_Exercise instructions_.
Keep the pictures out of the copy and repeat the records exactly.

+--

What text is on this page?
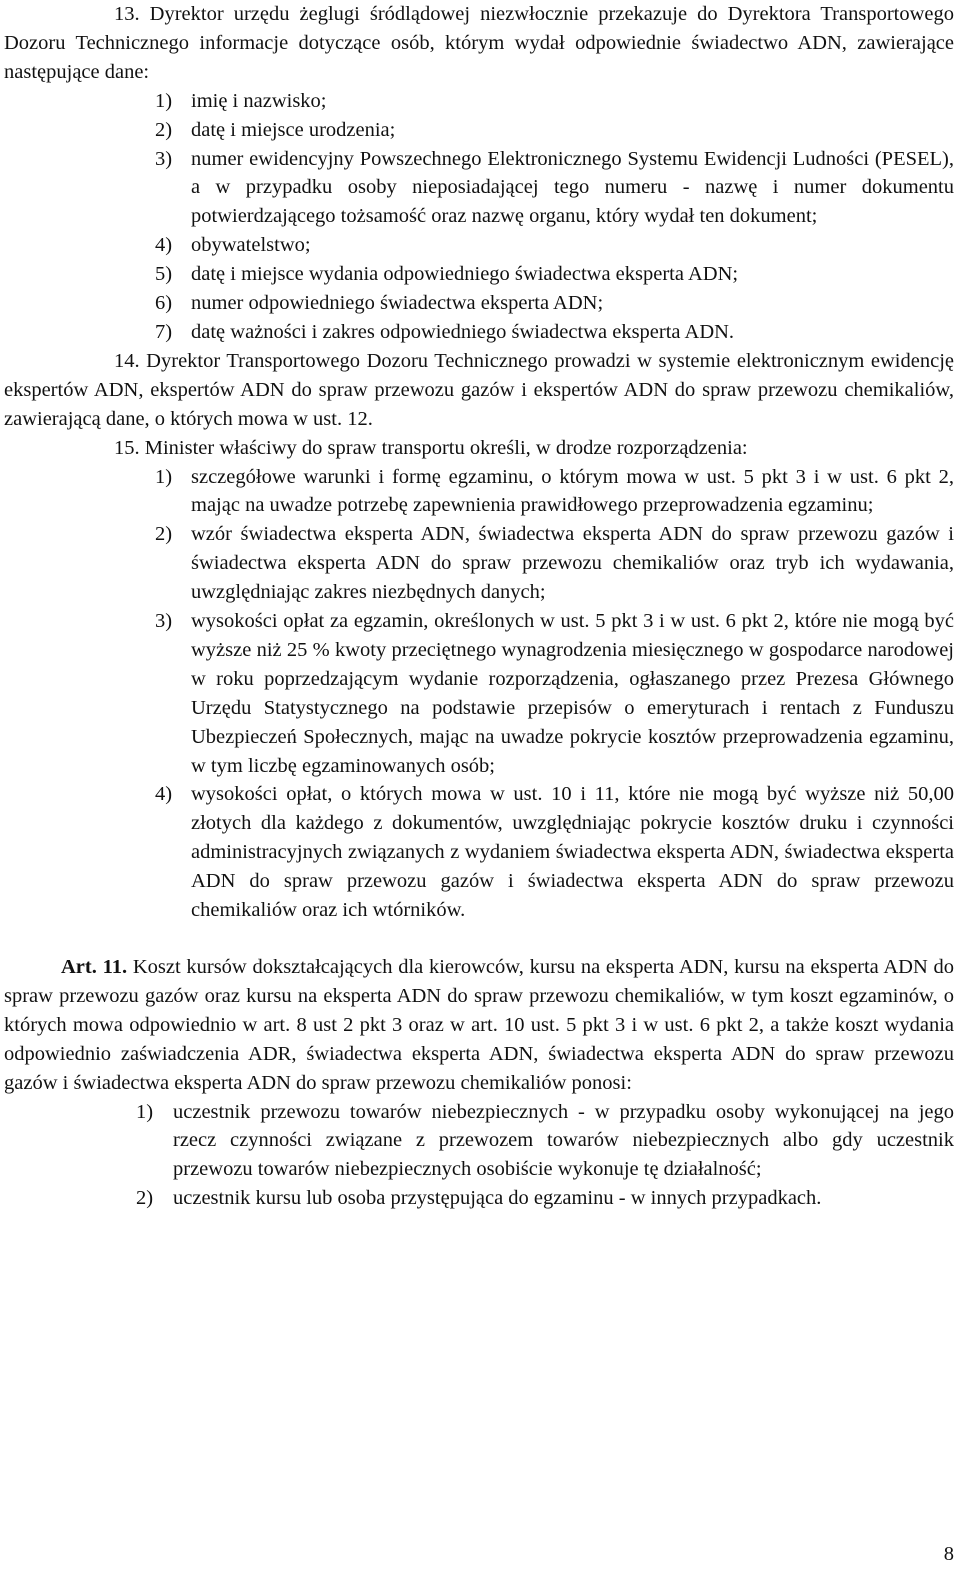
13. Dyrektor urzędu żeglugi śródlądowej niezwłocznie przekazuje do Dyrektora Transportowego Dozoru Technicznego informacje dotyczące osób, którym wydał odpowiednie świadectwo ADN, zawierające następujące dane:

1) imię i nazwisko;
2) datę i miejsce urodzenia;
3) numer ewidencyjny Powszechnego Elektronicznego Systemu Ewidencji Ludności (PESEL), a w przypadku osoby nieposiadającej tego numeru - nazwę i numer dokumentu potwierdzającego tożsamość oraz nazwę organu, który wydał ten dokument;
4) obywatelstwo;
5) datę i miejsce wydania odpowiedniego świadectwa eksperta ADN;
6) numer odpowiedniego świadectwa eksperta ADN;
7) datę ważności i zakres odpowiedniego świadectwa eksperta ADN.

14. Dyrektor Transportowego Dozoru Technicznego prowadzi w systemie elektronicznym ewidencję ekspertów ADN, ekspertów ADN do spraw przewozu gazów i ekspertów ADN do spraw przewozu chemikaliów, zawierającą dane, o których mowa w ust. 12.

15. Minister właściwy do spraw transportu określi, w drodze rozporządzenia:

1) szczegółowe warunki i formę egzaminu, o którym mowa w ust. 5 pkt 3 i w ust. 6 pkt 2, mając na uwadze potrzebę zapewnienia prawidłowego przeprowadzenia egzaminu;
2) wzór świadectwa eksperta ADN, świadectwa eksperta ADN do spraw przewozu gazów i świadectwa eksperta ADN do spraw przewozu chemikaliów oraz tryb ich wydawania, uwzględniając zakres niezbędnych danych;
3) wysokości opłat za egzamin, określonych w ust. 5 pkt 3 i w ust. 6 pkt 2, które nie mogą być wyższe niż 25 % kwoty przeciętnego wynagrodzenia miesięcznego w gospodarce narodowej w roku poprzedzającym wydanie rozporządzenia, ogłaszanego przez Prezesa Głównego Urzędu Statystycznego na podstawie przepisów o emeryturach i rentach z Funduszu Ubezpieczeń Społecznych, mając na uwadze pokrycie kosztów przeprowadzenia egzaminu, w tym liczbę egzaminowanych osób;
4) wysokości opłat, o których mowa w ust. 10 i 11, które nie mogą być wyższe niż 50,00 złotych dla każdego z dokumentów, uwzględniając pokrycie kosztów druku i czynności administracyjnych związanych z wydaniem świadectwa eksperta ADN, świadectwa eksperta ADN do spraw przewozu gazów i świadectwa eksperta ADN do spraw przewozu chemikaliów oraz ich wtórników.

Art. 11. Koszt kursów dokształcających dla kierowców, kursu na eksperta ADN, kursu na eksperta ADN do spraw przewozu gazów oraz kursu na eksperta ADN do spraw przewozu chemikaliów, w tym koszt egzaminów, o których mowa odpowiednio w art. 8 ust 2 pkt 3 oraz w art. 10 ust. 5 pkt 3 i w ust. 6 pkt 2, a także koszt wydania odpowiednio zaświadczenia ADR, świadectwa eksperta ADN, świadectwa eksperta ADN do spraw przewozu gazów i świadectwa eksperta ADN do spraw przewozu chemikaliów ponosi:

1) uczestnik przewozu towarów niebezpiecznych - w przypadku osoby wykonującej na jego rzecz czynności związane z przewozem towarów niebezpiecznych albo gdy uczestnik przewozu towarów niebezpiecznych osobiście wykonuje tę działalność;
2) uczestnik kursu lub osoba przystępująca do egzaminu - w innych przypadkach.
8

+--

_Expected output_.
What text is on this page?
13. Dyrektor urzędu żeglugi śródlądowej niezwłocznie przekazuje do Dyrektora Transportowego Dozoru Technicznego informacje dotyczące osób, którym wydał odpowiednie świadectwo ADN, zawierające następujące dane:

1) imię i nazwisko;
2) datę i miejsce urodzenia;
3) numer ewidencyjny Powszechnego Elektronicznego Systemu Ewidencji Ludności (PESEL), a w przypadku osoby nieposiadającej tego numeru - nazwę i numer dokumentu potwierdzającego tożsamość oraz nazwę organu, który wydał ten dokument;
4) obywatelstwo;
5) datę i miejsce wydania odpowiedniego świadectwa eksperta ADN;
6) numer odpowiedniego świadectwa eksperta ADN;
7) datę ważności i zakres odpowiedniego świadectwa eksperta ADN.

14. Dyrektor Transportowego Dozoru Technicznego prowadzi w systemie elektronicznym ewidencję ekspertów ADN, ekspertów ADN do spraw przewozu gazów i ekspertów ADN do spraw przewozu chemikaliów, zawierającą dane, o których mowa w ust. 12.

15. Minister właściwy do spraw transportu określi, w drodze rozporządzenia:

1) szczegółowe warunki i formę egzaminu, o którym mowa w ust. 5 pkt 3 i w ust. 6 pkt 2, mając na uwadze potrzebę zapewnienia prawidłowego przeprowadzenia egzaminu;
2) wzór świadectwa eksperta ADN, świadectwa eksperta ADN do spraw przewozu gazów i świadectwa eksperta ADN do spraw przewozu chemikaliów oraz tryb ich wydawania, uwzględniając zakres niezbędnych danych;
3) wysokości opłat za egzamin, określonych w ust. 5 pkt 3 i w ust. 6 pkt 2, które nie mogą być wyższe niż 25 % kwoty przeciętnego wynagrodzenia miesięcznego w gospodarce narodowej w roku poprzedzającym wydanie rozporządzenia, ogłaszanego przez Prezesa Głównego Urzędu Statystycznego na podstawie przepisów o emeryturach i rentach z Funduszu Ubezpieczeń Społecznych, mając na uwadze pokrycie kosztów przeprowadzenia egzaminu, w tym liczbę egzaminowanych osób;
4) wysokości opłat, o których mowa w ust. 10 i 11, które nie mogą być wyższe niż 50,00 złotych dla każdego z dokumentów, uwzględniając pokrycie kosztów druku i czynności administracyjnych związanych z wydaniem świadectwa eksperta ADN, świadectwa eksperta ADN do spraw przewozu gazów i świadectwa eksperta ADN do spraw przewozu chemikaliów oraz ich wtórników.

Art. 11. Koszt kursów dokształcających dla kierowców, kursu na eksperta ADN, kursu na eksperta ADN do spraw przewozu gazów oraz kursu na eksperta ADN do spraw przewozu chemikaliów, w tym koszt egzaminów, o których mowa odpowiednio w art. 8 ust 2 pkt 3 oraz w art. 10 ust. 5 pkt 3 i w ust. 6 pkt 2, a także koszt wydania odpowiednio zaświadczenia ADR, świadectwa eksperta ADN, świadectwa eksperta ADN do spraw przewozu gazów i świadectwa eksperta ADN do spraw przewozu chemikaliów ponosi:

1) uczestnik przewozu towarów niebezpiecznych - w przypadku osoby wykonującej na jego rzecz czynności związane z przewozem towarów niebezpiecznych albo gdy uczestnik przewozu towarów niebezpiecznych osobiście wykonuje tę działalność;
2) uczestnik kursu lub osoba przystępująca do egzaminu - w innych przypadkach.
8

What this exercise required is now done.